*Objective:* Return the entries between the line holding "svg-text:1.189: 1.189: [221, 291, 249, 305]" and the line holding "svg-text:47: 47: [319, 437, 331, 451]", inclusive, copying each line without change.

========

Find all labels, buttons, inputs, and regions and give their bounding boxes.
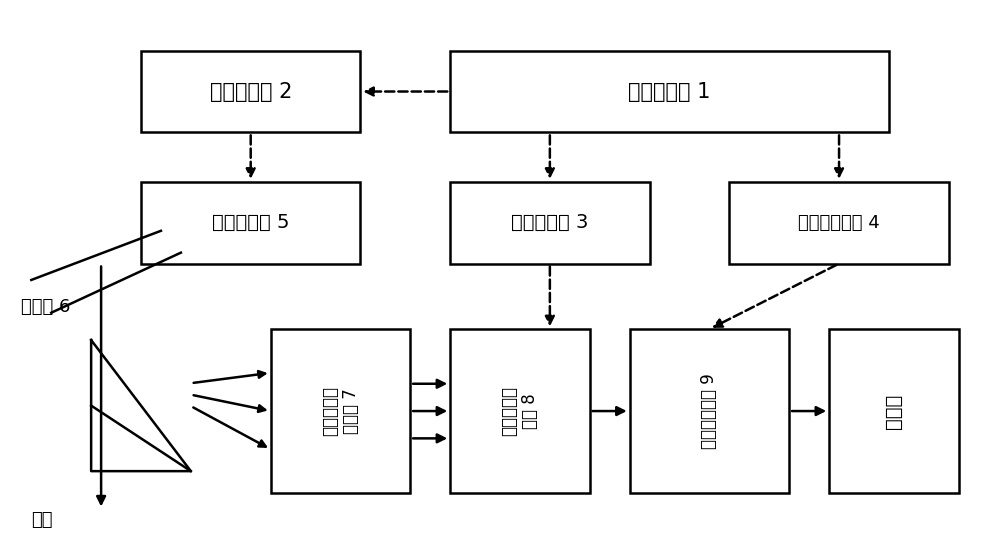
Bar bbox=[630, 329, 789, 493]
Text: 脉冲发生器 1: 脉冲发生器 1 bbox=[628, 81, 711, 102]
Bar bbox=[450, 51, 889, 132]
Text: 监视器: 监视器 bbox=[884, 394, 903, 429]
Bar bbox=[271, 329, 410, 493]
Text: 海水: 海水 bbox=[31, 511, 53, 529]
Bar bbox=[141, 182, 360, 264]
Text: 激光控制器 2: 激光控制器 2 bbox=[210, 81, 292, 102]
Text: 蓝绿激光器 5: 蓝绿激光器 5 bbox=[212, 213, 289, 232]
Bar bbox=[141, 51, 360, 132]
Text: 信号处理部件 9: 信号处理部件 9 bbox=[700, 373, 718, 449]
Bar bbox=[450, 329, 590, 493]
Bar bbox=[450, 182, 650, 264]
Text: 扫描器 6: 扫描器 6 bbox=[21, 298, 71, 316]
Text: 逻辑处理部件 4: 逻辑处理部件 4 bbox=[798, 214, 880, 232]
Bar bbox=[729, 182, 949, 264]
Text: 布里渊散射
滤波器 7: 布里渊散射 滤波器 7 bbox=[321, 386, 360, 436]
Bar bbox=[829, 329, 959, 493]
Text: 选通控制器 3: 选通控制器 3 bbox=[511, 213, 589, 232]
Text: 选通信号接
收器 8: 选通信号接 收器 8 bbox=[501, 386, 539, 436]
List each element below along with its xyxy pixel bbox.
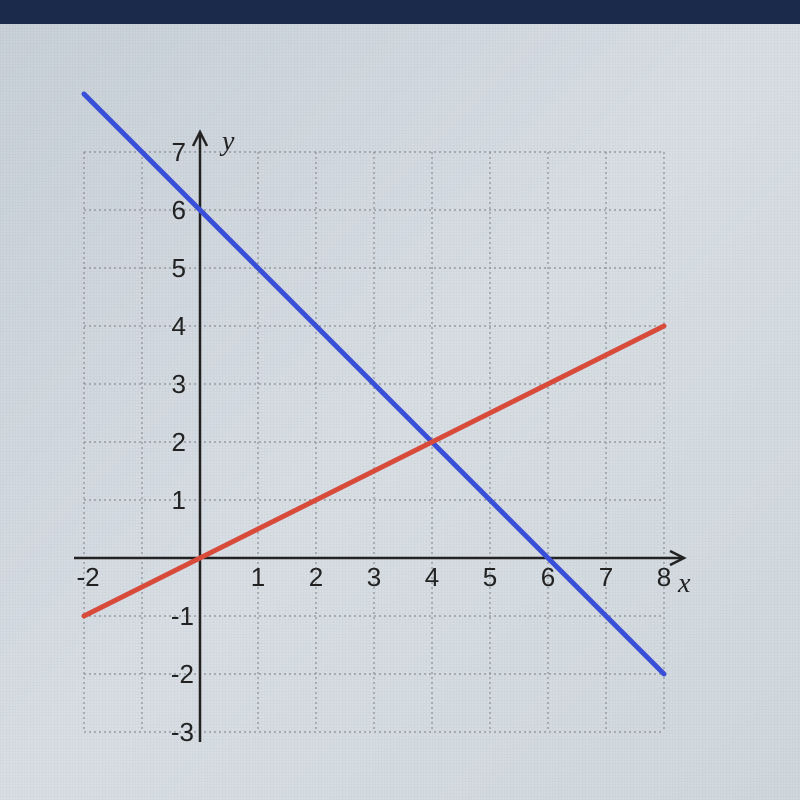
y-tick-label: 1: [172, 485, 186, 515]
y-tick-label: -2: [171, 659, 194, 689]
x-tick-label: 1: [251, 562, 265, 592]
x-tick-label: 2: [309, 562, 323, 592]
y-tick-label: 5: [172, 253, 186, 283]
coordinate-chart: -2123456781234567-1-2-3yx: [40, 80, 760, 780]
x-tick-label: 8: [657, 562, 671, 592]
x-tick-label: 4: [425, 562, 439, 592]
y-tick-label: 4: [172, 311, 186, 341]
top-strip: [0, 0, 800, 24]
y-tick-label: 7: [172, 137, 186, 167]
x-tick-label: 7: [599, 562, 613, 592]
chart-svg: -2123456781234567-1-2-3yx: [40, 80, 760, 780]
y-axis-label: y: [219, 126, 235, 157]
y-tick-label: 2: [172, 427, 186, 457]
y-tick-label: -1: [171, 601, 194, 631]
y-tick-label: -3: [171, 717, 194, 747]
y-tick-label: 3: [172, 369, 186, 399]
x-tick-label: 5: [483, 562, 497, 592]
y-tick-label: 6: [172, 195, 186, 225]
x-tick-label: 3: [367, 562, 381, 592]
x-tick-label: -2: [76, 562, 99, 592]
x-axis-label: x: [677, 568, 691, 599]
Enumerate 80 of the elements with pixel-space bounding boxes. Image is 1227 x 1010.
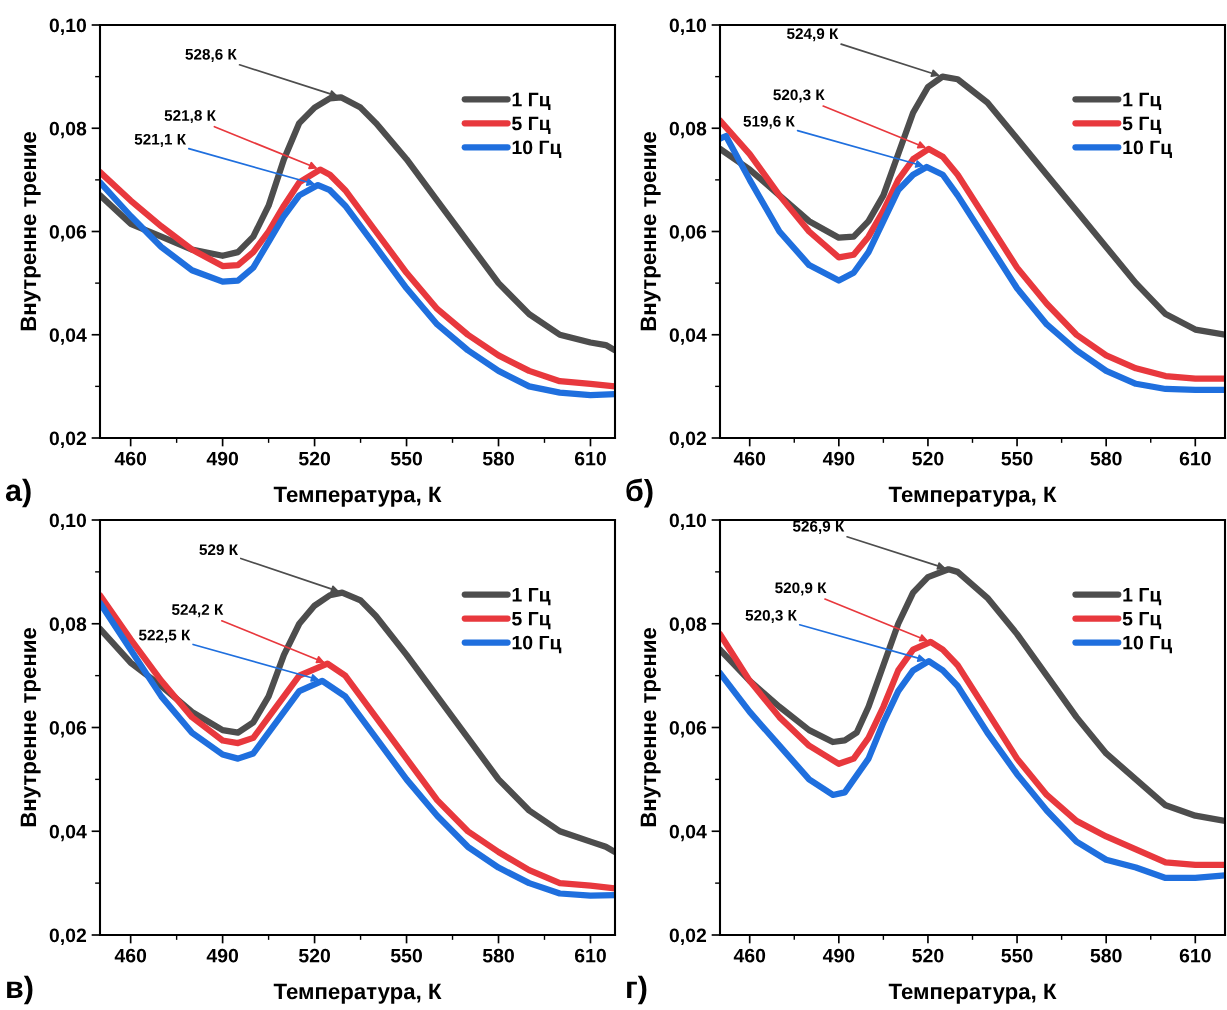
x-tick-label: 550: [1001, 451, 1033, 466]
y-tick-label: 0,04: [49, 824, 87, 842]
x-tick-label: 460: [733, 451, 766, 466]
x-tick-label: 610: [574, 451, 606, 466]
x-tick-label: 580: [482, 451, 514, 466]
text: в): [7, 975, 33, 1005]
x-tick-label: 550: [1001, 948, 1033, 963]
x-tick-label: 580: [1090, 948, 1122, 963]
legend-label: 1 Гц: [512, 588, 551, 606]
legend-label: 10 Гц: [512, 635, 562, 654]
y-tick-label: 0,02: [669, 928, 707, 946]
x-tick-label: 610: [1179, 948, 1211, 963]
y-tick-label: 0,08: [49, 617, 87, 634]
y-axis-title: Внутренне трение: [20, 131, 41, 331]
legend-label: 10 Гц: [1123, 140, 1172, 158]
annotation: 522,5 К: [138, 629, 191, 643]
legend-label: 1 Гц: [1123, 588, 1162, 606]
x-tick-label: 490: [206, 451, 239, 466]
annotation: 520,9 К: [775, 582, 827, 596]
text: б): [626, 478, 653, 508]
x-tick-label: 460: [114, 451, 147, 466]
legend-label: 5 Гц: [1122, 116, 1162, 134]
annotation: 524,9 К: [787, 28, 839, 42]
y-axis-title: Внутренне трение: [640, 131, 661, 331]
x-axis-title: Температура, К: [888, 486, 1057, 507]
legend-label: 5 Гц: [512, 116, 551, 134]
x-tick-label: 520: [298, 948, 331, 963]
x-tick-label: 520: [912, 451, 944, 466]
legend-label: 5 Гц: [1122, 611, 1162, 630]
legend-label: 10 Гц: [1123, 635, 1172, 654]
y-tick-label: 0,02: [669, 431, 707, 449]
annotation: 520,3 К: [773, 89, 825, 103]
annotation: 521,8 К: [164, 110, 216, 124]
y-tick-label: 0,06: [49, 224, 87, 242]
y-tick-label: 0,10: [49, 513, 87, 531]
y-axis-title: Внутренне трение: [20, 627, 41, 827]
y-tick-label: 0,10: [669, 18, 707, 36]
x-tick-label: 520: [912, 948, 944, 963]
legend-label: 10 Гц: [512, 140, 562, 158]
y-tick-label: 0,06: [49, 720, 87, 738]
legend-label: 5 Гц: [512, 611, 551, 630]
x-tick-label: 520: [298, 451, 331, 466]
annotation: 520,3 К: [745, 609, 797, 623]
annotation: 521,1 К: [134, 133, 187, 147]
x-axis-title: Температура, К: [888, 983, 1057, 1004]
y-tick-label: 0,10: [669, 513, 707, 531]
legend-label: 1 Гц: [1123, 92, 1162, 111]
y-axis-title: Внутренне трение: [640, 627, 661, 827]
x-tick-label: 610: [1179, 451, 1211, 466]
text: г): [627, 975, 647, 1005]
x-tick-label: 460: [114, 948, 147, 963]
y-tick-label: 0,02: [49, 928, 87, 946]
y-tick-label: 0,10: [49, 18, 87, 36]
x-axis-title: Температура, К: [273, 486, 442, 507]
y-tick-label: 0,06: [669, 224, 707, 242]
x-tick-label: 580: [482, 948, 514, 963]
y-tick-label: 0,08: [669, 617, 707, 634]
x-tick-label: 490: [206, 948, 239, 963]
x-tick-label: 490: [822, 451, 855, 466]
y-tick-label: 0,04: [669, 328, 707, 345]
y-tick-label: 0,04: [49, 328, 87, 345]
y-tick-label: 0,02: [49, 431, 87, 449]
x-tick-label: 580: [1090, 451, 1122, 466]
x-tick-label: 550: [390, 451, 422, 466]
x-tick-label: 460: [733, 948, 766, 963]
annotation: 526,9 К: [792, 520, 845, 534]
x-tick-label: 610: [574, 948, 606, 963]
x-axis-title: Температура, К: [273, 983, 442, 1004]
legend-label: 1 Гц: [512, 92, 551, 111]
text: а): [5, 478, 31, 508]
y-tick-label: 0,04: [669, 824, 707, 842]
y-tick-label: 0,08: [49, 121, 87, 139]
annotation: 519,6 К: [743, 115, 795, 129]
x-tick-label: 550: [390, 948, 422, 963]
annotation: 529 К: [199, 544, 239, 556]
annotation: 528,6 К: [185, 48, 237, 62]
y-tick-label: 0,06: [669, 720, 707, 738]
y-tick-label: 0,08: [669, 121, 707, 139]
x-tick-label: 490: [822, 948, 855, 963]
annotation: 524,2 К: [171, 604, 224, 618]
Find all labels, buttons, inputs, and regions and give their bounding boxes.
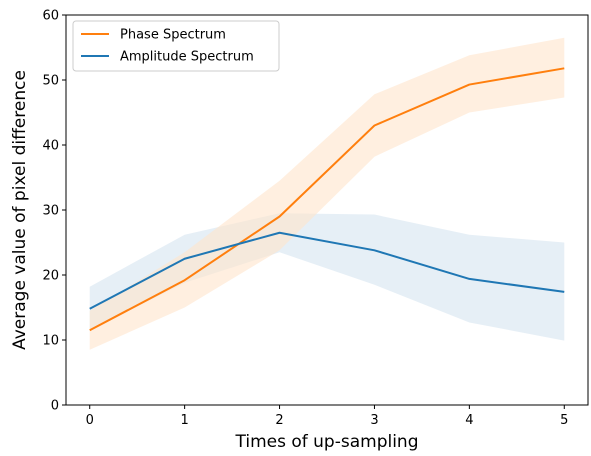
legend: Phase Spectrum Amplitude Spectrum — [72, 20, 280, 72]
x-tick-label: 4 — [465, 413, 473, 428]
legend-label-amplitude-spectrum: Amplitude Spectrum — [120, 50, 254, 65]
x-tick-label: 2 — [275, 413, 283, 428]
band-phase-spectrum — [89, 37, 565, 350]
y-tick-label: 30 — [42, 204, 59, 219]
y-tick-label: 20 — [42, 269, 59, 284]
y-tick-label: 10 — [42, 334, 59, 349]
y-tick-label: 60 — [42, 9, 59, 24]
y-tick-label: 50 — [42, 74, 59, 89]
line-phase-spectrum — [89, 67, 565, 332]
x-tick-label: 3 — [370, 413, 378, 428]
x-tick-label: 5 — [560, 413, 568, 428]
legend-label-phase-spectrum: Phase Spectrum — [120, 28, 226, 43]
y-tick-label: 0 — [51, 399, 59, 414]
x-axis-label: Times of up-sampling — [235, 432, 419, 452]
x-axis-ticks: 0 1 2 3 4 5 — [86, 405, 568, 428]
x-tick-label: 1 — [180, 413, 188, 428]
y-axis-label: Average value of pixel difference — [10, 70, 30, 350]
series-lines — [89, 67, 565, 332]
y-tick-label: 40 — [42, 139, 59, 154]
confidence-bands — [89, 37, 565, 350]
legend-box — [72, 20, 280, 72]
line-amplitude-spectrum — [89, 231, 565, 310]
x-tick-label: 0 — [86, 413, 94, 428]
y-axis-ticks: 0 10 20 30 40 50 60 — [42, 9, 66, 414]
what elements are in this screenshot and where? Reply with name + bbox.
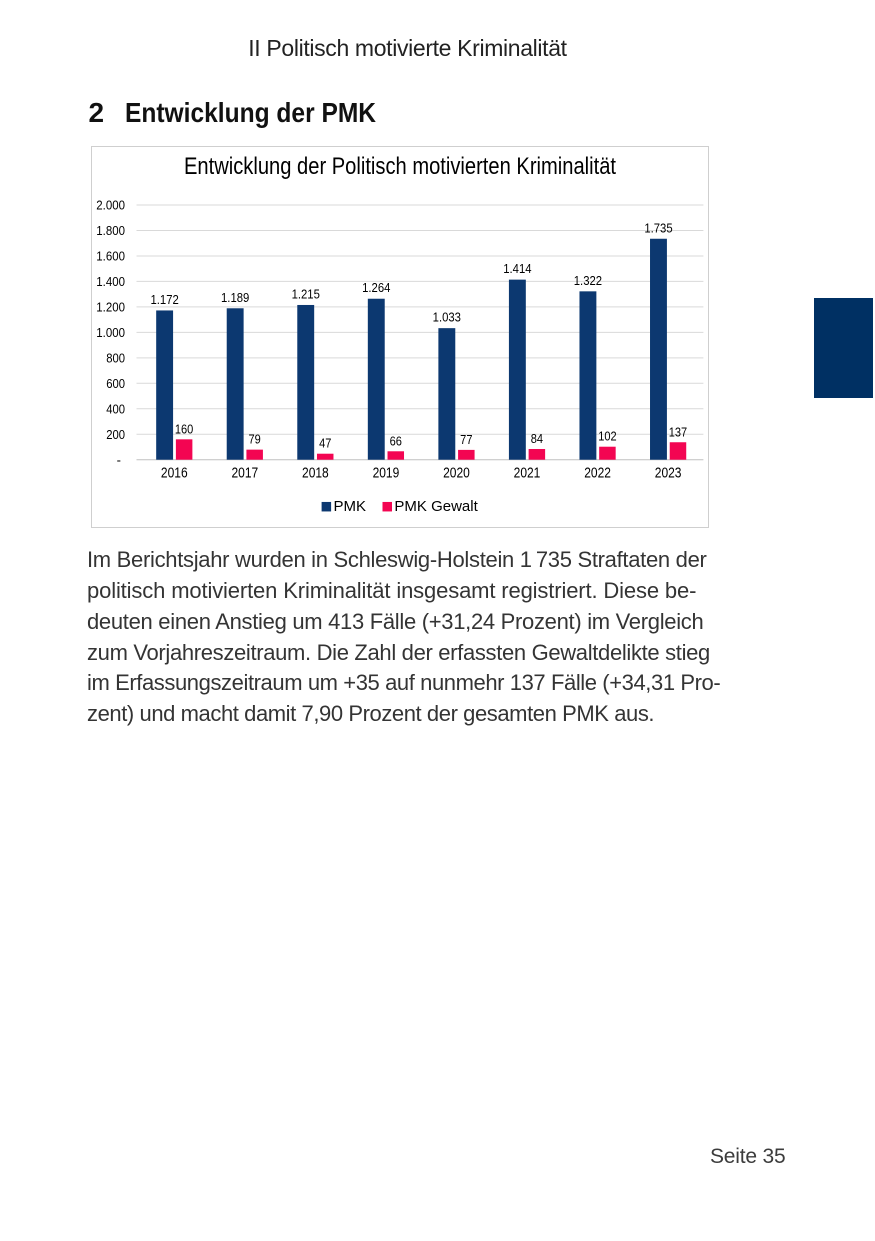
svg-text:1.189: 1.189: [221, 291, 249, 305]
svg-text:PMK: PMK: [334, 498, 367, 515]
svg-text:1.215: 1.215: [292, 287, 320, 301]
svg-text:137: 137: [669, 425, 687, 439]
svg-text:PMK Gewalt: PMK Gewalt: [394, 498, 478, 515]
svg-text:Entwicklung der Politisch moti: Entwicklung der Politisch motivierten Kr…: [184, 153, 616, 180]
svg-text:84: 84: [531, 432, 543, 446]
svg-text:1.400: 1.400: [96, 274, 125, 289]
svg-text:1.600: 1.600: [96, 249, 125, 264]
svg-text:1.200: 1.200: [96, 299, 125, 314]
svg-text:1.735: 1.735: [644, 221, 672, 235]
svg-text:2020: 2020: [443, 466, 470, 482]
svg-text:-: -: [117, 452, 121, 467]
svg-text:47: 47: [319, 437, 331, 451]
svg-text:79: 79: [249, 433, 261, 447]
svg-text:2019: 2019: [373, 466, 400, 482]
svg-text:160: 160: [175, 422, 193, 436]
svg-text:2017: 2017: [231, 466, 258, 482]
svg-text:1.172: 1.172: [150, 293, 178, 307]
svg-text:1.414: 1.414: [503, 262, 531, 276]
svg-text:2018: 2018: [302, 466, 329, 482]
svg-text:2022: 2022: [584, 466, 611, 482]
svg-text:2.000: 2.000: [96, 198, 125, 213]
svg-text:102: 102: [598, 430, 616, 444]
svg-text:400: 400: [106, 401, 125, 416]
svg-text:1.033: 1.033: [433, 311, 461, 325]
svg-text:2021: 2021: [514, 466, 541, 482]
svg-text:1.800: 1.800: [96, 223, 125, 238]
svg-text:1.000: 1.000: [96, 325, 125, 340]
svg-text:600: 600: [106, 376, 125, 391]
svg-text:2023: 2023: [655, 466, 682, 482]
svg-text:200: 200: [106, 427, 125, 442]
svg-text:2016: 2016: [161, 466, 188, 482]
svg-text:66: 66: [390, 434, 402, 448]
svg-text:800: 800: [106, 350, 125, 365]
svg-text:1.322: 1.322: [574, 274, 602, 288]
svg-text:77: 77: [460, 433, 472, 447]
svg-text:1.264: 1.264: [362, 281, 390, 295]
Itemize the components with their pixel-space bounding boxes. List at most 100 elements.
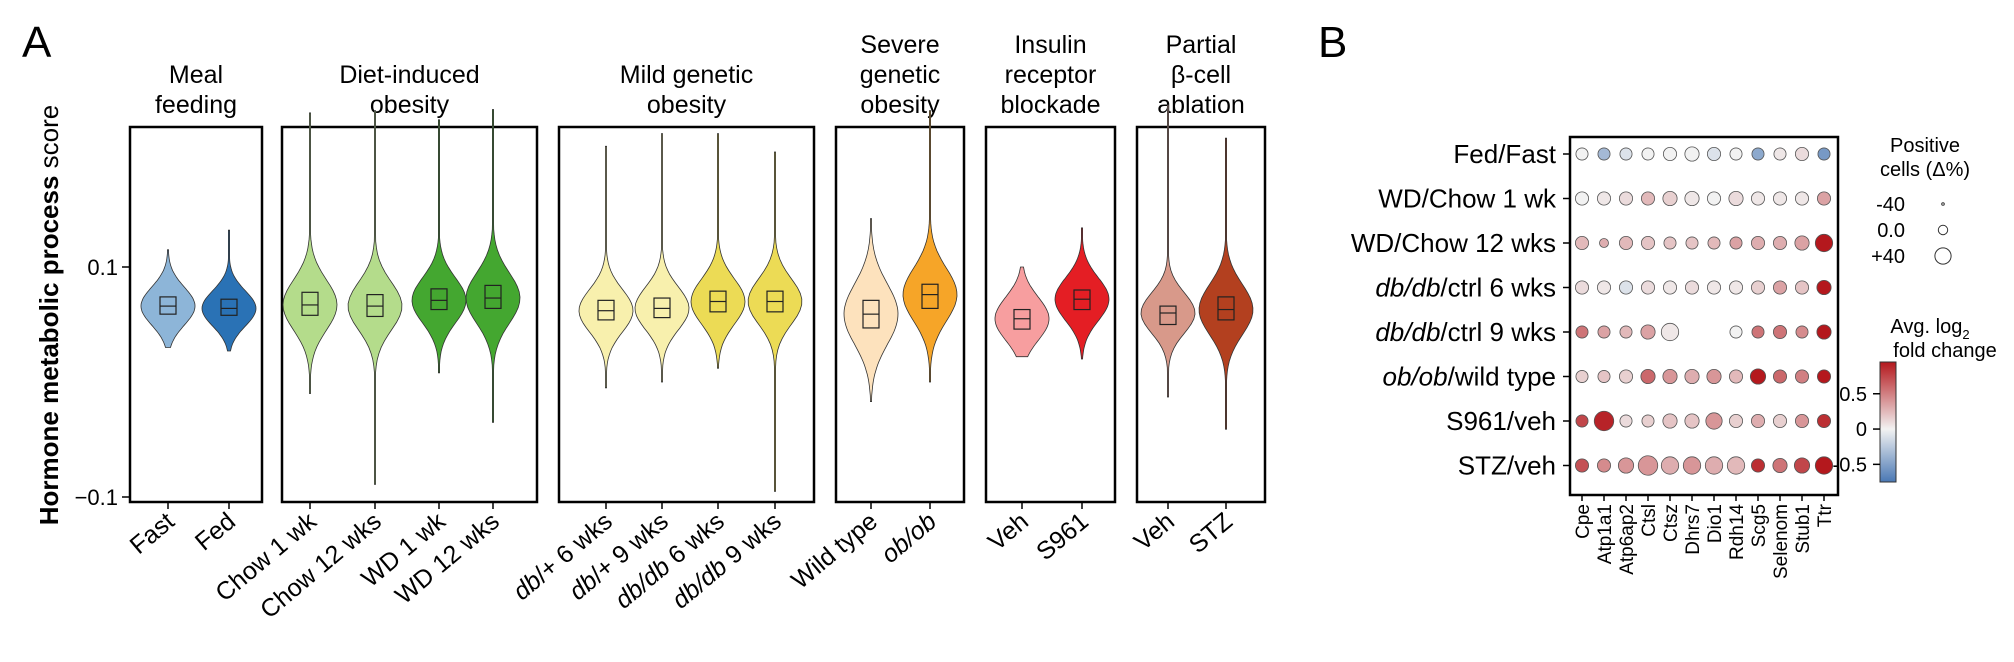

========

*Exercise answer:*
svg-text:1.189: 1.189: [221, 291, 249, 305]
svg-text:PMK: PMK: [334, 498, 367, 515]
svg-text:1.215: 1.215: [292, 287, 320, 301]
svg-text:137: 137: [669, 425, 687, 439]
svg-text:PMK Gewalt: PMK Gewalt: [394, 498, 478, 515]
svg-text:Entwicklung der Politisch moti: Entwicklung der Politisch motivierten Kr…: [184, 153, 616, 180]
svg-text:84: 84: [531, 432, 543, 446]
svg-text:1.400: 1.400: [96, 274, 125, 289]
svg-text:1.600: 1.600: [96, 249, 125, 264]
svg-text:1.200: 1.200: [96, 299, 125, 314]
svg-text:1.735: 1.735: [644, 221, 672, 235]
svg-text:2020: 2020: [443, 466, 470, 482]
svg-text:-: -: [117, 452, 121, 467]
svg-text:47: 47: [319, 437, 331, 451]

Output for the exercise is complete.